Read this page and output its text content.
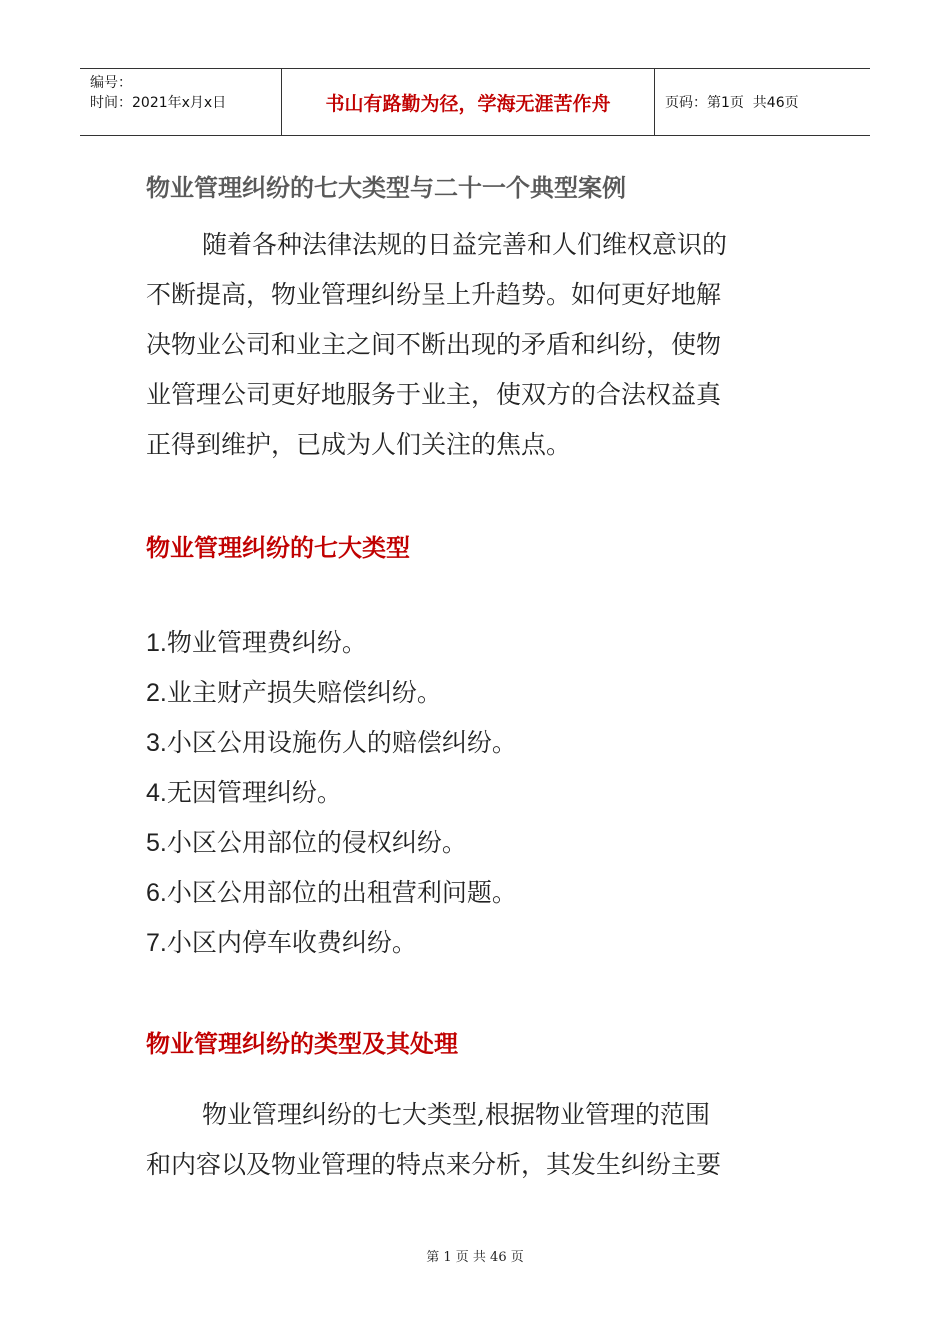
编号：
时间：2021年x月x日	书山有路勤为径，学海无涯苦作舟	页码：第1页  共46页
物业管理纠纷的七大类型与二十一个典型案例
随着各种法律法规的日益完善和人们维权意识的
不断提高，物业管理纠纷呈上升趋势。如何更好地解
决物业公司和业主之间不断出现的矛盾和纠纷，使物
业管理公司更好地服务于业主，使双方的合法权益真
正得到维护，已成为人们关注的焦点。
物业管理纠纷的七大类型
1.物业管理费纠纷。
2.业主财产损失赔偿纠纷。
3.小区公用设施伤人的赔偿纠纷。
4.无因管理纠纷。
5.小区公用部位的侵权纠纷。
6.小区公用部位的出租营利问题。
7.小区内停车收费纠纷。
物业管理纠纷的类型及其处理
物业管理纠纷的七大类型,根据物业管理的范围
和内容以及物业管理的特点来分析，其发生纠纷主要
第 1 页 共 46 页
· · ·
Task brief
Return to the listing above and set it down exactly, leaving out its pictures.

Solution to this task
Read this page and output its text content.
编号：
时间：2021年x月x日	书山有路勤为径，学海无涯苦作舟	页码：第1页  共46页
物业管理纠纷的七大类型与二十一个典型案例
随着各种法律法规的日益完善和人们维权意识的
不断提高，物业管理纠纷呈上升趋势。如何更好地解
决物业公司和业主之间不断出现的矛盾和纠纷，使物
业管理公司更好地服务于业主，使双方的合法权益真
正得到维护，已成为人们关注的焦点。
物业管理纠纷的七大类型
1.物业管理费纠纷。
2.业主财产损失赔偿纠纷。
3.小区公用设施伤人的赔偿纠纷。
4.无因管理纠纷。
5.小区公用部位的侵权纠纷。
6.小区公用部位的出租营利问题。
7.小区内停车收费纠纷。
物业管理纠纷的类型及其处理
物业管理纠纷的七大类型,根据物业管理的范围
和内容以及物业管理的特点来分析，其发生纠纷主要
第 1 页 共 46 页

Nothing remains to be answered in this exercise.